Texte à analyser
----------------

Dans sa déposition, il confirme que son ami a été victime d’un règlement de comptes pour une histoire d’argent. Il avoue avoir «donn enn koudme» pour séquestrer son ami et que ce dernier a été roué de coups par plusieurs personnes. Il explique qu’il suivait le 4x4 sur lequel se trouvaient Keshav Sewtohul et d’autres personnes. C’est comme cela qu’il a pu emmener celui-ci à l’hôpital après qu’il ait sauté du véhicule.

 

Arassen Goinsamy a également balancé le nom du présumé commanditaire : un certain Enrico Etienne, 49 ans, un habitant de Roche-Bois à qui Keshav Sewtohul devait, dit-il, de l’argent à la suite d’une transaction de drogue. L’homme a été arrêté et fait l’objet d’une accusation provisoire d’assassinat. Il nie tous les faits qui lui sont reprochés.

 

Après le décès suspect de Keshav Sewtohul, son père Abhivrat nous avait déclaré qu’il savait que son fils «ti pe fim kitsoz» quelques fois, sans vouloir en dire plus. Kesaven Goinsamy reconnaît lui aussi que son fils policier est toxicomane depuis quelque temps. «Arassen a été victime de ses mauvaises fréquentations, tout comme son ami Keshav», souligne-t-il.

 

«Excellent athlète»

 

Le teint pâle, le visage marqué par la fatigue et le stress, ce père revient sur la descente aux enfers de son fils aîné, plus connu comme Kenny. «Il n’est plus le même homme. Il a complètement changé depuis deux ans», lâche-t-il. Pourtant, poursuit-il, les choses allaient plutôt bien pour lui auparavant. Après des études secondaires plutôt brillantes au collège d’État Adolphe de Plévitz, à Grand-Baie, jusqu’à la Form 5, et au DAV College, à Morcellement St André, pour son Higher School Certificate, il ne tarde pas à postuler pour entrer dans la police.

 

Quand sa candidature est acceptée, il est aux anges. «Il était tout heureux d’avoir pu intégrer les forces de l’ordre, son rêve était devenu réalité. Lors de son training après son recrutement, il a été classé troisième meilleure recrue de son groupe», souligne son père. Son côté sportif y est pour beaucoup. Car à l’époque, Arassen est un «excellent athlète» qui collectionne les médailles. Il est également un bon footballeur et buteur. Il est même retenu pour évoluer lors des matchs inter-division, précise Kesaven qui était lui aussi footballeur dans sa jeunesse. «Une fois, il avait reçu le titre de meilleur buteur lors du tournoi inter-division de la police et à la suite de cela, il avait été pris à l’essai dans une équipe de Roche-Bois qui évolue en première division.»

----------------

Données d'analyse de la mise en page
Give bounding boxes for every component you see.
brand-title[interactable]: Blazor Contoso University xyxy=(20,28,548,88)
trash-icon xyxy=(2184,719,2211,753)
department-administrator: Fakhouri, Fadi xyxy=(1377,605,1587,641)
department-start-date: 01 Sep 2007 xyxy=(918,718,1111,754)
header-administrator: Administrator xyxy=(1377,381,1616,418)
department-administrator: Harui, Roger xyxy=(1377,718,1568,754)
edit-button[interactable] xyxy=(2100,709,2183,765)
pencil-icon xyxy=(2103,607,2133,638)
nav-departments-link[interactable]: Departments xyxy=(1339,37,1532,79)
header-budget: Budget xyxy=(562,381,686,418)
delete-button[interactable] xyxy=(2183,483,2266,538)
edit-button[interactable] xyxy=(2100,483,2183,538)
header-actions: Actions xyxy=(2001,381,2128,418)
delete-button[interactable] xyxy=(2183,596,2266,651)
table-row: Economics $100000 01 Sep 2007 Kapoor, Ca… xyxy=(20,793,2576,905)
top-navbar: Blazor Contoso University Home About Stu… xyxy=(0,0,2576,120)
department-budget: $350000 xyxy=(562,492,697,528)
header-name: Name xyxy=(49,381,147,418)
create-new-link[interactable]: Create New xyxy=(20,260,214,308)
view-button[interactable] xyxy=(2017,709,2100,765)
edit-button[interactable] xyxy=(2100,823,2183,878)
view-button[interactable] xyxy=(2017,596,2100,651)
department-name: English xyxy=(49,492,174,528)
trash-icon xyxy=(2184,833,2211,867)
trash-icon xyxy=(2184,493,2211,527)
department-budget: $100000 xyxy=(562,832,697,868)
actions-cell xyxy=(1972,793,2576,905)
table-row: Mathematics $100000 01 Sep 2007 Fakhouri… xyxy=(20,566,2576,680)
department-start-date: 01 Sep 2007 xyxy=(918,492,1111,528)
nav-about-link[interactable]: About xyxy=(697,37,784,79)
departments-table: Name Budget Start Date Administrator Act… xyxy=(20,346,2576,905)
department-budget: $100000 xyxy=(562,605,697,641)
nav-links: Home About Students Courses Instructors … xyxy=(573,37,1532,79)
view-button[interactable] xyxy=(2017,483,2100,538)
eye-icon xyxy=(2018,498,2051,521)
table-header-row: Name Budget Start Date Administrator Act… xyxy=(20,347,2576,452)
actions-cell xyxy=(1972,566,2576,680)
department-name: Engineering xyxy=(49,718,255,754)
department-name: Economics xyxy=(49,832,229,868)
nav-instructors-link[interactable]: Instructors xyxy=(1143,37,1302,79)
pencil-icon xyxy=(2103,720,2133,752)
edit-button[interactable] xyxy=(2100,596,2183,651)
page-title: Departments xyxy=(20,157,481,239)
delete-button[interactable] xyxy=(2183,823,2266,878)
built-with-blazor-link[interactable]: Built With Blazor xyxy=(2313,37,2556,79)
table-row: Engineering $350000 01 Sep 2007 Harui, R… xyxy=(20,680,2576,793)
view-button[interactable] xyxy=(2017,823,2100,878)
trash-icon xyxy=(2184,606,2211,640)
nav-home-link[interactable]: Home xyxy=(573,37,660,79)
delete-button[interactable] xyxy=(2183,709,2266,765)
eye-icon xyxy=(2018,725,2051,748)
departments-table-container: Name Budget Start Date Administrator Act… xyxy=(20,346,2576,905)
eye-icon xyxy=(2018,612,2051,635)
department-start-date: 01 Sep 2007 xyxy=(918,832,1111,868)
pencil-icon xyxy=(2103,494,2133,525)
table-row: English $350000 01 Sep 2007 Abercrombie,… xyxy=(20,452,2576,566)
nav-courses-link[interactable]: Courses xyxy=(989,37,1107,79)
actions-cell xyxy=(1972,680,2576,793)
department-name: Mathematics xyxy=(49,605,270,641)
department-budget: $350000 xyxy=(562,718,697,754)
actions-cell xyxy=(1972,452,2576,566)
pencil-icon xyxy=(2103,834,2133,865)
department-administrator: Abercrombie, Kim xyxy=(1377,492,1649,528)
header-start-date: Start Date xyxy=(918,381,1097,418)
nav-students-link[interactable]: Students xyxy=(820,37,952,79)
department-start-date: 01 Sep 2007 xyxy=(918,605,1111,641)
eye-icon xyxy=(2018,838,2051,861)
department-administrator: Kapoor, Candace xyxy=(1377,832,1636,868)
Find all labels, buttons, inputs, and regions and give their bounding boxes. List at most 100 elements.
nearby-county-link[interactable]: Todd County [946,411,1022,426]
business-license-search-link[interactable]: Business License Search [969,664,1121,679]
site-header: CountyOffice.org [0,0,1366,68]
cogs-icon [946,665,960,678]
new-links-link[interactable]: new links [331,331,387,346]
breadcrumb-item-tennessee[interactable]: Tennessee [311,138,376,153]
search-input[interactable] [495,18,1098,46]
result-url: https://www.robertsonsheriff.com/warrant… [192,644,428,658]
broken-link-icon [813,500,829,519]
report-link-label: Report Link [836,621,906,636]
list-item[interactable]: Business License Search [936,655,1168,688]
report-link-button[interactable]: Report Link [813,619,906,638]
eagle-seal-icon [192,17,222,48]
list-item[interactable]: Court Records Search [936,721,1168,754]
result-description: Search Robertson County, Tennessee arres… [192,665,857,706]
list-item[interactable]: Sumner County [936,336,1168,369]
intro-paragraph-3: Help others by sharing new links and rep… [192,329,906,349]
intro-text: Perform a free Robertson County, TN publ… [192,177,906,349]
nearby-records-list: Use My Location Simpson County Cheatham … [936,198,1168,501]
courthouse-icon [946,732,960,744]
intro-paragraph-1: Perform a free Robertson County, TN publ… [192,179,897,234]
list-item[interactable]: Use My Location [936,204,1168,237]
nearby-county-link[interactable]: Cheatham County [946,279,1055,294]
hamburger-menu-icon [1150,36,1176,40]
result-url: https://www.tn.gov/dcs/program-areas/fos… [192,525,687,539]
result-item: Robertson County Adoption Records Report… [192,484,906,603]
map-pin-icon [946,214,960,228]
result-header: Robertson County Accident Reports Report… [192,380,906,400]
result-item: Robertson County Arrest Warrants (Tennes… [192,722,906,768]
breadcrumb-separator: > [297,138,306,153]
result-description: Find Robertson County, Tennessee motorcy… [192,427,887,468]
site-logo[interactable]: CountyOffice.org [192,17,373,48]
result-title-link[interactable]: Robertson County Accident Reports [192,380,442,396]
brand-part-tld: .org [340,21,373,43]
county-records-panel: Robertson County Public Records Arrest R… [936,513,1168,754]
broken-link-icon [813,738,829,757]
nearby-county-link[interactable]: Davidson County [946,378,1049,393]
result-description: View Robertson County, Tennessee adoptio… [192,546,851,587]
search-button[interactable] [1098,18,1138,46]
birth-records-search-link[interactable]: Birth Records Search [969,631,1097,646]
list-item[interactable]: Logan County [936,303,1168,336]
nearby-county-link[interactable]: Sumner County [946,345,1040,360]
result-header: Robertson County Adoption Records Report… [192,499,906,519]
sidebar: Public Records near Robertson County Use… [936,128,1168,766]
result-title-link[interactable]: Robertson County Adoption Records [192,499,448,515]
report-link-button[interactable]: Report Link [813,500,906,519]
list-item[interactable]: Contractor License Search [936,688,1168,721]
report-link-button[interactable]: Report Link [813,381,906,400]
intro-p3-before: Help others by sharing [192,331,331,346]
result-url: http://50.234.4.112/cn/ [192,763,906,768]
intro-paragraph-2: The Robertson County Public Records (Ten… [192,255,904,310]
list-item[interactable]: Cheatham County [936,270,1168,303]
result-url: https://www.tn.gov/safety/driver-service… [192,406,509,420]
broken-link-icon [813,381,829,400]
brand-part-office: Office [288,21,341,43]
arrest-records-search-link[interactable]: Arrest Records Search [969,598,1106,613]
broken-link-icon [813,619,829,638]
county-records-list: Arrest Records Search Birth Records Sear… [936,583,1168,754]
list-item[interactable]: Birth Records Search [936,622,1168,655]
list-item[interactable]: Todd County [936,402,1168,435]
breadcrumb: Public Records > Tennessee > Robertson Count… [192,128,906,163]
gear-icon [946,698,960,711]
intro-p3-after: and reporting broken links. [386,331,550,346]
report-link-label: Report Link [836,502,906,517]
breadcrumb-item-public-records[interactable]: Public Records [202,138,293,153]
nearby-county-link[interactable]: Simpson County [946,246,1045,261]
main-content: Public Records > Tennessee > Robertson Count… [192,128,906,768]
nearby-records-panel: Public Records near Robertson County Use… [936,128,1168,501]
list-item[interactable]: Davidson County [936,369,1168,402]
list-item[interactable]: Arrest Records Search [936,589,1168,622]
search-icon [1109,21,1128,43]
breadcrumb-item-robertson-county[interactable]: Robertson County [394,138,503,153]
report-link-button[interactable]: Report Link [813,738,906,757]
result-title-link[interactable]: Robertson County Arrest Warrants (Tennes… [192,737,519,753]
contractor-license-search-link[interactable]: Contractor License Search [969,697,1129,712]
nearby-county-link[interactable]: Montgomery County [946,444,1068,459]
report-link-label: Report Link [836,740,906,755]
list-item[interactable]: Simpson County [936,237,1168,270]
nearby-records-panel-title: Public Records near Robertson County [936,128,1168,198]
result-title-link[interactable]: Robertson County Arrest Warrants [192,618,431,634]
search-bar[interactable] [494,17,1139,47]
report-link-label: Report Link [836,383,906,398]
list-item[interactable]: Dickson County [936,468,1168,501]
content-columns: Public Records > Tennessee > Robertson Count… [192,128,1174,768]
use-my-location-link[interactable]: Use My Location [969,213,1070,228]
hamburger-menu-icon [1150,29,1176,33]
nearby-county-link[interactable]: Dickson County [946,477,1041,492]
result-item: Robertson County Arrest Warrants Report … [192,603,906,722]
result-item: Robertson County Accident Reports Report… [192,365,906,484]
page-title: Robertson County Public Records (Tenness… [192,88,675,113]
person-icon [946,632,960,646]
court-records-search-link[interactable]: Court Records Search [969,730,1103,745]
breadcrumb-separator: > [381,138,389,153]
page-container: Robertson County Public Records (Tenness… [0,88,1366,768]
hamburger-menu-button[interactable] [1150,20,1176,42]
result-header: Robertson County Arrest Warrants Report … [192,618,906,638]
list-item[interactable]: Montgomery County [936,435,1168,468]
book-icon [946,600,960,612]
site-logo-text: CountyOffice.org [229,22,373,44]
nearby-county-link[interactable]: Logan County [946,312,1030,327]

----------------

Recopiez le passage de l'article sur le décès de Keshav Sewtohul qui va de "Dans sa déposition, il" jusqu'à "sauté du véhicule.". Seul l'article doit servir de source.

Dans sa déposition, il confirme que son ami a été victime d’un règlement de comptes pour une histoire d’argent. Il avoue avoir «donn enn koudme» pour séquestrer son ami et que ce dernier a été roué de coups par plusieurs personnes. Il explique qu’il suivait le 4x4 sur lequel se trouvaient Keshav Sewtohul et d’autres personnes. C’est comme cela qu’il a pu emmener celui-ci à l’hôpital après qu’il ait sauté du véhicule.